- _Exercise goal_
Wherever the word "background" appears in a line, extract that line.

## start Records provided

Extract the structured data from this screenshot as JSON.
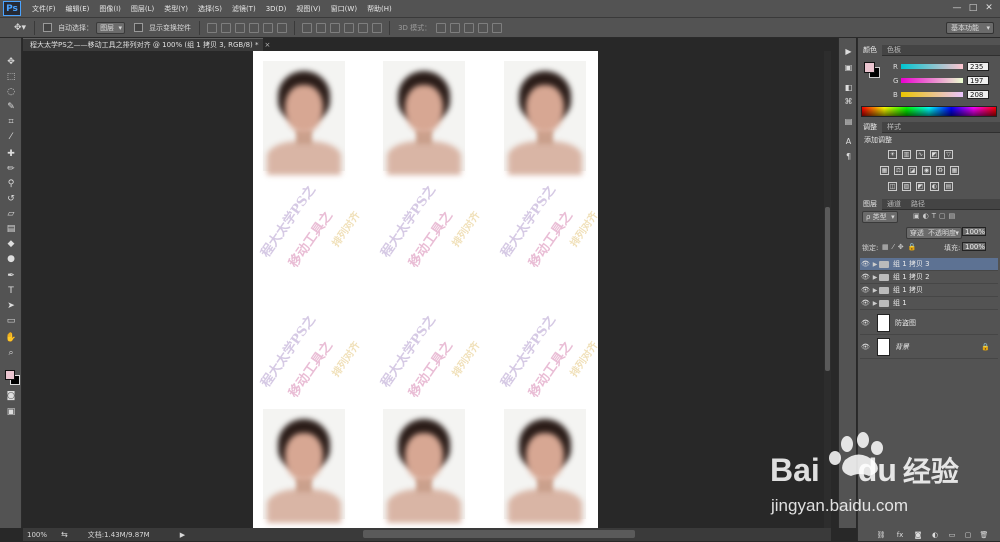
{
  "app": {
    "logo": "Ps"
  },
  "menubar": {
    "items": [
      "文件(F)",
      "编辑(E)",
      "图像(I)",
      "图层(L)",
      "类型(Y)",
      "选择(S)",
      "滤镜(T)",
      "3D(D)",
      "视图(V)",
      "窗口(W)",
      "帮助(H)"
    ],
    "window_controls": [
      "—",
      "□",
      "✕"
    ]
  },
  "options": {
    "auto_select_label": "自动选择：",
    "auto_select_value": "图层",
    "show_transform_label": "显示变换控件",
    "mode3d_label": "3D 模式：",
    "workspace": "基本功能"
  },
  "document": {
    "tab_title": "程大太学PS之——移动工具之排列对齐 @ 100% (组 1 拷贝 3, RGB/8) *",
    "tab_close": "×",
    "watermark_lines": [
      "程大太学PS之",
      "移动工具之",
      "排列对齐"
    ]
  },
  "status": {
    "zoom": "100%",
    "doc_info": "文档:1.43M/9.87M",
    "arrow": "▶"
  },
  "color_panel": {
    "tabs": [
      "颜色",
      "色板"
    ],
    "r_label": "R",
    "g_label": "G",
    "b_label": "B",
    "r": "235",
    "g": "197",
    "b": "208",
    "fg_color": "#ebc5d0"
  },
  "adjust_panel": {
    "tabs": [
      "调整",
      "样式"
    ],
    "title": "添加调整"
  },
  "layers_panel": {
    "tabs": [
      "图层",
      "通道",
      "路径"
    ],
    "filter_label": "ρ 类型",
    "blend_mode": "穿透",
    "opacity_label": "不透明度:",
    "opacity": "100%",
    "lock_label": "锁定:",
    "fill_label": "填充:",
    "fill": "100%",
    "layers": [
      {
        "name": "组 1 拷贝 3",
        "type": "group",
        "selected": true
      },
      {
        "name": "组 1 拷贝 2",
        "type": "group",
        "selected": false
      },
      {
        "name": "组 1 拷贝",
        "type": "group",
        "selected": false
      },
      {
        "name": "组 1",
        "type": "group",
        "selected": false
      },
      {
        "name": "防盗图",
        "type": "layer",
        "selected": false
      },
      {
        "name": "背景",
        "type": "background",
        "selected": false
      }
    ],
    "bottom_icons": [
      "link-icon",
      "fx-icon",
      "mask-icon",
      "adjustment-icon",
      "folder-icon",
      "new-layer-icon",
      "trash-icon"
    ]
  },
  "baidu": {
    "brand_bai": "Bai",
    "brand_du": "du",
    "brand_cn": "经验",
    "url": "jingyan.baidu.com"
  }
}
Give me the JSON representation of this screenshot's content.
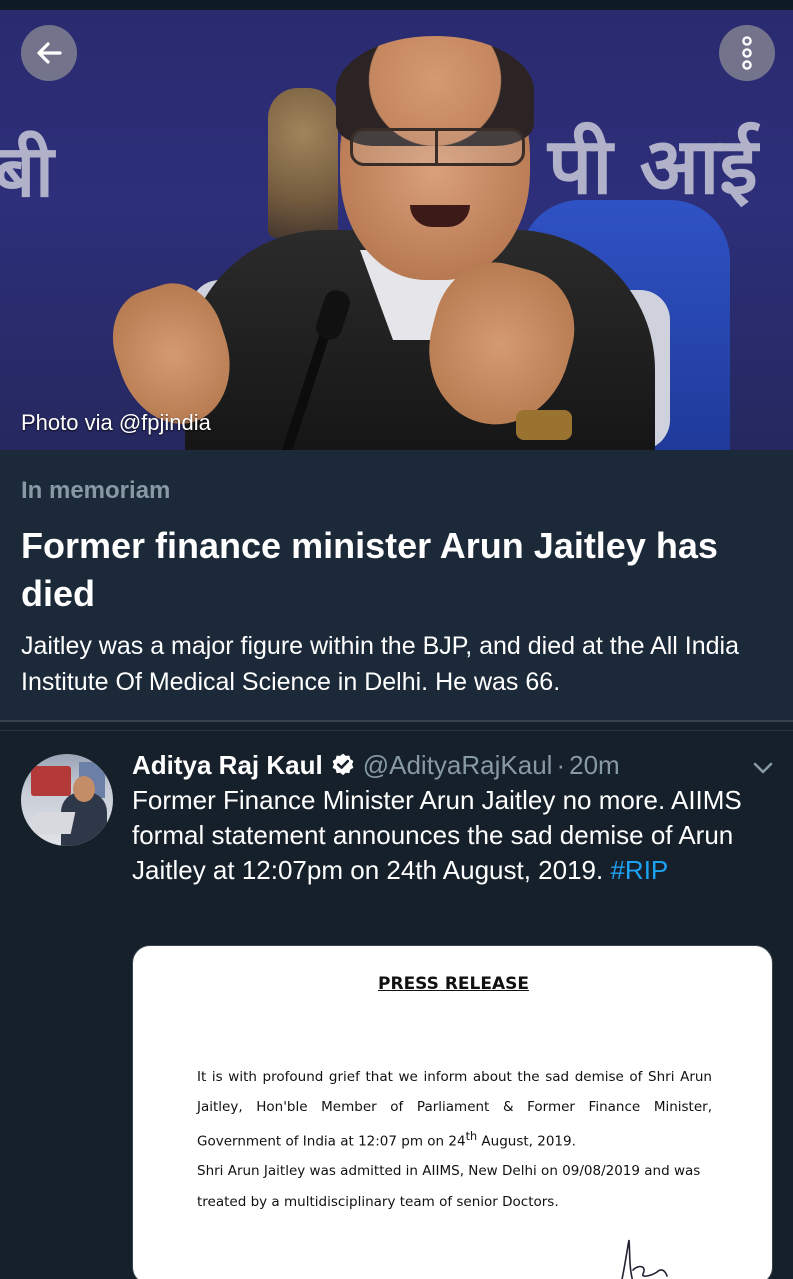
{
  "hero": {
    "photo_credit": "Photo via @fpjindia",
    "backdrop_text_left": "बी",
    "backdrop_text_right": "पी आई"
  },
  "toolbar": {
    "back_icon": "arrow-left-icon",
    "more_icon": "more-vertical-icon"
  },
  "event": {
    "category": "In memoriam",
    "title": "Former finance minister Arun Jaitley has died",
    "description": "Jaitley was a major figure within the BJP, and died at the All India Institute Of Medical Science in Delhi. He was 66."
  },
  "tweet": {
    "author_name": "Aditya Raj Kaul",
    "handle": "@AdityaRajKaul",
    "separator": "·",
    "time": "20m",
    "text": "Former Finance Minister Arun Jaitley no more. AIIMS formal statement announces the sad demise of Arun Jaitley at 12:07pm on 24th August, 2019.",
    "hashtag": "#RIP",
    "verified_icon": "verified-badge-icon",
    "menu_icon": "chevron-down-icon"
  },
  "press_release": {
    "title": "PRESS RELEASE",
    "para1_a": "It is with profound grief that we inform about the sad demise of Shri Arun Jaitley, Hon'ble Member of Parliament & Former Finance Minister, Government of India at 12:07 pm on 24",
    "para1_sup": "th",
    "para1_b": " August, 2019.",
    "para2": "Shri Arun Jaitley was admitted in AIIMS, New Delhi on 09/08/2019 and was treated by a multidisciplinary team of senior Doctors."
  },
  "colors": {
    "background": "#15202b",
    "card": "#1c2938",
    "secondary_text": "#8899a6",
    "link": "#1da1f2"
  }
}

## end Records provided

- _Response to the exercise_
        "type": "background",
    "background": "#15202b",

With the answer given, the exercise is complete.